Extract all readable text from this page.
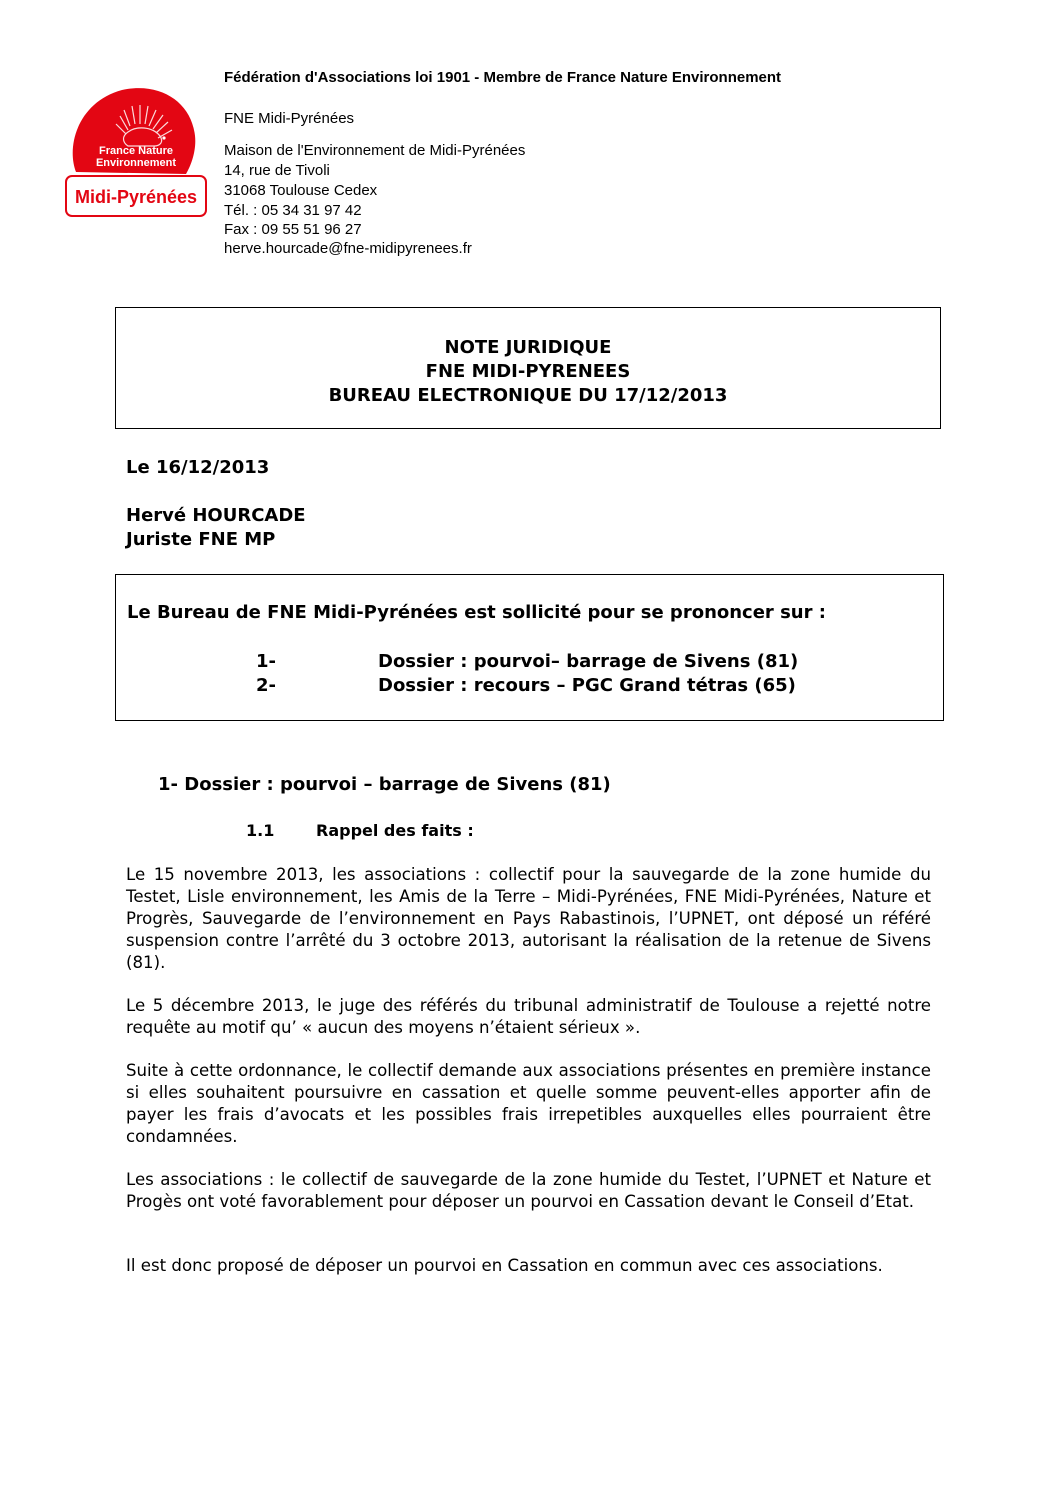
France Nature
Environnement
Midi-Pyrénées
Fédération d'Associations loi 1901 - Membre de France Nature Environnement
FNE Midi-Pyrénées
Maison de l'Environnement de Midi-Pyrénées
14, rue de Tivoli
31068 Toulouse Cedex
Tél. : 05 34 31 97 42
Fax : 09 55 51 96 27
herve.hourcade@fne-midipyrenees.fr
NOTE JURIDIQUE
FNE MIDI-PYRENEES
BUREAU ELECTRONIQUE DU 17/12/2013
Le 16/12/2013
Hervé HOURCADE
Juriste FNE MP
Le Bureau de FNE Midi-Pyrénées est sollicité pour se prononcer sur :
1-	Dossier : pourvoi– barrage de Sivens (81)
2-	Dossier : recours – PGC Grand tétras (65)
1- Dossier : pourvoi – barrage de Sivens (81)
1.1	Rappel des faits :
Le 15 novembre 2013, les associations : collectif pour la sauvegarde de la zone humide du Testet, Lisle environnement, les Amis de la Terre – Midi-Pyrénées, FNE Midi-Pyrénées, Nature et Progrès, Sauvegarde de l’environnement en Pays Rabastinois, l’UPNET, ont déposé un référé suspension contre l’arrêté du 3 octobre 2013, autorisant la réalisation de la retenue de Sivens (81).
Le 5 décembre 2013, le juge des référés du tribunal administratif de Toulouse a rejetté notre requête au motif qu’ « aucun des moyens n’étaient sérieux ».
Suite à cette ordonnance, le collectif demande aux associations présentes en première instance si elles souhaitent poursuivre en cassation et quelle somme peuvent-elles apporter afin de payer les frais d’avocats et les possibles frais irrepetibles auxquelles elles pourraient être condamnées.
Les associations : le collectif de sauvegarde de la zone humide du Testet, l’UPNET et Nature et Progès ont voté favorablement pour déposer un pourvoi en Cassation devant le Conseil d’Etat.
Il est donc proposé de déposer un pourvoi en Cassation en commun avec ces associations.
--------------------------------
What to produce: Identify each line containing the string "Testet" and copy it out.

Worked answer:
Le 15 novembre 2013, les associations : collectif pour la sauvegarde de la zone humide du Testet, Lisle environnement, les Amis de la Terre – Midi-Pyrénées, FNE Midi-Pyrénées, Nature et Progrès, Sauvegarde de l’environnement en Pays Rabastinois, l’UPNET, ont déposé un référé suspension contre l’arrêté du 3 octobre 2013, autorisant la réalisation de la retenue de Sivens (81).
Les associations : le collectif de sauvegarde de la zone humide du Testet, l’UPNET et Nature et Progès ont voté favorablement pour déposer un pourvoi en Cassation devant le Conseil d’Etat.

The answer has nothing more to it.